[START]

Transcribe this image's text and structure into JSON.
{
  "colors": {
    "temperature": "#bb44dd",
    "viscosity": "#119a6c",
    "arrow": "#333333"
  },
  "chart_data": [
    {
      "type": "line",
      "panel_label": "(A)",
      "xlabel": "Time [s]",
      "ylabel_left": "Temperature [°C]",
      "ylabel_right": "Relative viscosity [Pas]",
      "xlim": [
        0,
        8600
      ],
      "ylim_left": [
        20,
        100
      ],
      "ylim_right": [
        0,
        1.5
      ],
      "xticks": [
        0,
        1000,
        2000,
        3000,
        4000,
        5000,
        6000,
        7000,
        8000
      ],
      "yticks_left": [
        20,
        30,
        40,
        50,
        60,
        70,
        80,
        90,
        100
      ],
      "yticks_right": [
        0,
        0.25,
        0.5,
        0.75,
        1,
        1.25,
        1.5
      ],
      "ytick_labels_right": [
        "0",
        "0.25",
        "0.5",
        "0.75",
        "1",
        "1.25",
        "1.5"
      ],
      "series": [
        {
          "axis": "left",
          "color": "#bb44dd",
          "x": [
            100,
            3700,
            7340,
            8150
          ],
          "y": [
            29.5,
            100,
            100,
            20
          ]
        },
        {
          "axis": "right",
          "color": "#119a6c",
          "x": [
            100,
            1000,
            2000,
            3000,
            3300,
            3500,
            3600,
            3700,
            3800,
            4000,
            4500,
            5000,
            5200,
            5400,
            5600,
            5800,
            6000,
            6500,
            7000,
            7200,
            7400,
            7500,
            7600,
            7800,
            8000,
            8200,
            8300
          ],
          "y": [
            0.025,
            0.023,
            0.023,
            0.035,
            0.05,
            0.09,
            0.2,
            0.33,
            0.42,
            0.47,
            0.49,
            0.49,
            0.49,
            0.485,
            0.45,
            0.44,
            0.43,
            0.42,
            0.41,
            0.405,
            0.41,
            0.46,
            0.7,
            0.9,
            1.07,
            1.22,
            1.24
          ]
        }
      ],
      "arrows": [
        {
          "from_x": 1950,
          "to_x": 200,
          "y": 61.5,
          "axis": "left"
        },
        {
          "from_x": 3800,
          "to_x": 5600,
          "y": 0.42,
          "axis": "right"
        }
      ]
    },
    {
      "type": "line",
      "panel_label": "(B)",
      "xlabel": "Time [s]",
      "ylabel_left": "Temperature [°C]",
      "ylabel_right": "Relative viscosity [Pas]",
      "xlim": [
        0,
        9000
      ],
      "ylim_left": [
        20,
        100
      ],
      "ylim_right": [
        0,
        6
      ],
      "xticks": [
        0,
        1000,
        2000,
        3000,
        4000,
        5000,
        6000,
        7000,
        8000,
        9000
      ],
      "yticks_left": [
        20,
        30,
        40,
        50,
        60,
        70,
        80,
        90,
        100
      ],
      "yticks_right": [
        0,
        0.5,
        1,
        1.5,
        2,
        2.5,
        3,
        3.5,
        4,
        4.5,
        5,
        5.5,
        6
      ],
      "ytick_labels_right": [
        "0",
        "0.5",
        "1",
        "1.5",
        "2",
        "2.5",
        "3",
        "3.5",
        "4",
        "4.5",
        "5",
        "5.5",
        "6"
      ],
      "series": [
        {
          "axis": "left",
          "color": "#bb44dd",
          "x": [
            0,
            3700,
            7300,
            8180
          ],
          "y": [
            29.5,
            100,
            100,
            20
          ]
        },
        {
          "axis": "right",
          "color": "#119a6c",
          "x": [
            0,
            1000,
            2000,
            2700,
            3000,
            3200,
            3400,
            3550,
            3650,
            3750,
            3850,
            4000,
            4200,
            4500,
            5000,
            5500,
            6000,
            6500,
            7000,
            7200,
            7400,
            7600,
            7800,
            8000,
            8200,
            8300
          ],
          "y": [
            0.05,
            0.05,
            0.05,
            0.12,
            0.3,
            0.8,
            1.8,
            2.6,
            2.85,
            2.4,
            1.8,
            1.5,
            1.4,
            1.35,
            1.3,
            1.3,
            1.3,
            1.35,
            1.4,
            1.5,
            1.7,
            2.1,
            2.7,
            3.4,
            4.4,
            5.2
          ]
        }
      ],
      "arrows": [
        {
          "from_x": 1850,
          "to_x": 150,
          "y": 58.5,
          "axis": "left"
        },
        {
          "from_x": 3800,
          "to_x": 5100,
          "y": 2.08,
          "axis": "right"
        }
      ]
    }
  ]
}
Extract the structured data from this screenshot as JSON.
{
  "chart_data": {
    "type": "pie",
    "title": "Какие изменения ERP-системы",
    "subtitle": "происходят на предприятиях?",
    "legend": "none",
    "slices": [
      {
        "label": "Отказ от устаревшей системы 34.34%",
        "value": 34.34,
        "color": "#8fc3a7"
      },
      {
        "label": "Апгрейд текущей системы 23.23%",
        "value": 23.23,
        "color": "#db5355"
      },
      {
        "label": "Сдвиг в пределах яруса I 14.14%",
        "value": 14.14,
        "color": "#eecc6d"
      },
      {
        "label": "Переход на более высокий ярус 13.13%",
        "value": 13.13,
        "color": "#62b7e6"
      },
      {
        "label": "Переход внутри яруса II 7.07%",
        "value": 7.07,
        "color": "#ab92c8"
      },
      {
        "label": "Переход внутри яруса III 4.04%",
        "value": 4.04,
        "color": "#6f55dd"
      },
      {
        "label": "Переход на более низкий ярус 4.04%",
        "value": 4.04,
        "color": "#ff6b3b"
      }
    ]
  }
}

[END]

EXERCISE: Write out the records shown above, exactly as they appear.

RESULT OF THE EXERCISE:
Transcribe this image's text and structure into JSON.
{
  "colors": {
    "temperature": "#bb44dd",
    "viscosity": "#119a6c",
    "arrow": "#333333"
  },
  "chart_data": [
    {
      "type": "line",
      "panel_label": "(A)",
      "xlabel": "Time [s]",
      "ylabel_left": "Temperature [°C]",
      "ylabel_right": "Relative viscosity [Pas]",
      "xlim": [
        0,
        8600
      ],
      "ylim_left": [
        20,
        100
      ],
      "ylim_right": [
        0,
        1.5
      ],
      "xticks": [
        0,
        1000,
        2000,
        3000,
        4000,
        5000,
        6000,
        7000,
        8000
      ],
      "yticks_left": [
        20,
        30,
        40,
        50,
        60,
        70,
        80,
        90,
        100
      ],
      "yticks_right": [
        0,
        0.25,
        0.5,
        0.75,
        1,
        1.25,
        1.5
      ],
      "ytick_labels_right": [
        "0",
        "0.25",
        "0.5",
        "0.75",
        "1",
        "1.25",
        "1.5"
      ],
      "series": [
        {
          "axis": "left",
          "color": "#bb44dd",
          "x": [
            100,
            3700,
            7340,
            8150
          ],
          "y": [
            29.5,
            100,
            100,
            20
          ]
        },
        {
          "axis": "right",
          "color": "#119a6c",
          "x": [
            100,
            1000,
            2000,
            3000,
            3300,
            3500,
            3600,
            3700,
            3800,
            4000,
            4500,
            5000,
            5200,
            5400,
            5600,
            5800,
            6000,
            6500,
            7000,
            7200,
            7400,
            7500,
            7600,
            7800,
            8000,
            8200,
            8300
          ],
          "y": [
            0.025,
            0.023,
            0.023,
            0.035,
            0.05,
            0.09,
            0.2,
            0.33,
            0.42,
            0.47,
            0.49,
            0.49,
            0.49,
            0.485,
            0.45,
            0.44,
            0.43,
            0.42,
            0.41,
            0.405,
            0.41,
            0.46,
            0.7,
            0.9,
            1.07,
            1.22,
            1.24
          ]
        }
      ],
      "arrows": [
        {
          "from_x": 1950,
          "to_x": 200,
          "y": 61.5,
          "axis": "left"
        },
        {
          "from_x": 3800,
          "to_x": 5600,
          "y": 0.42,
          "axis": "right"
        }
      ]
    },
    {
      "type": "line",
      "panel_label": "(B)",
      "xlabel": "Time [s]",
      "ylabel_left": "Temperature [°C]",
      "ylabel_right": "Relative viscosity [Pas]",
      "xlim": [
        0,
        9000
      ],
      "ylim_left": [
        20,
        100
      ],
      "ylim_right": [
        0,
        6
      ],
      "xticks": [
        0,
        1000,
        2000,
        3000,
        4000,
        5000,
        6000,
        7000,
        8000,
        9000
      ],
      "yticks_left": [
        20,
        30,
        40,
        50,
        60,
        70,
        80,
        90,
        100
      ],
      "yticks_right": [
        0,
        0.5,
        1,
        1.5,
        2,
        2.5,
        3,
        3.5,
        4,
        4.5,
        5,
        5.5,
        6
      ],
      "ytick_labels_right": [
        "0",
        "0.5",
        "1",
        "1.5",
        "2",
        "2.5",
        "3",
        "3.5",
        "4",
        "4.5",
        "5",
        "5.5",
        "6"
      ],
      "series": [
        {
          "axis": "left",
          "color": "#bb44dd",
          "x": [
            0,
            3700,
            7300,
            8180
          ],
          "y": [
            29.5,
            100,
            100,
            20
          ]
        },
        {
          "axis": "right",
          "color": "#119a6c",
          "x": [
            0,
            1000,
            2000,
            2700,
            3000,
            3200,
            3400,
            3550,
            3650,
            3750,
            3850,
            4000,
            4200,
            4500,
            5000,
            5500,
            6000,
            6500,
            7000,
            7200,
            7400,
            7600,
            7800,
            8000,
            8200,
            8300
          ],
          "y": [
            0.05,
            0.05,
            0.05,
            0.12,
            0.3,
            0.8,
            1.8,
            2.6,
            2.85,
            2.4,
            1.8,
            1.5,
            1.4,
            1.35,
            1.3,
            1.3,
            1.3,
            1.35,
            1.4,
            1.5,
            1.7,
            2.1,
            2.7,
            3.4,
            4.4,
            5.2
          ]
        }
      ],
      "arrows": [
        {
          "from_x": 1850,
          "to_x": 150,
          "y": 58.5,
          "axis": "left"
        },
        {
          "from_x": 3800,
          "to_x": 5100,
          "y": 2.08,
          "axis": "right"
        }
      ]
    }
  ]
}
Extract the structured data from this screenshot as JSON.
{
  "chart_data": {
    "type": "pie",
    "title": "Какие изменения ERP-системы",
    "subtitle": "происходят на предприятиях?",
    "legend": "none",
    "slices": [
      {
        "label": "Отказ от устаревшей системы 34.34%",
        "value": 34.34,
        "color": "#8fc3a7"
      },
      {
        "label": "Апгрейд текущей системы 23.23%",
        "value": 23.23,
        "color": "#db5355"
      },
      {
        "label": "Сдвиг в пределах яруса I 14.14%",
        "value": 14.14,
        "color": "#eecc6d"
      },
      {
        "label": "Переход на более высокий ярус 13.13%",
        "value": 13.13,
        "color": "#62b7e6"
      },
      {
        "label": "Переход внутри яруса II 7.07%",
        "value": 7.07,
        "color": "#ab92c8"
      },
      {
        "label": "Переход внутри яруса III 4.04%",
        "value": 4.04,
        "color": "#6f55dd"
      },
      {
        "label": "Переход на более низкий ярус 4.04%",
        "value": 4.04,
        "color": "#ff6b3b"
      }
    ]
  }
}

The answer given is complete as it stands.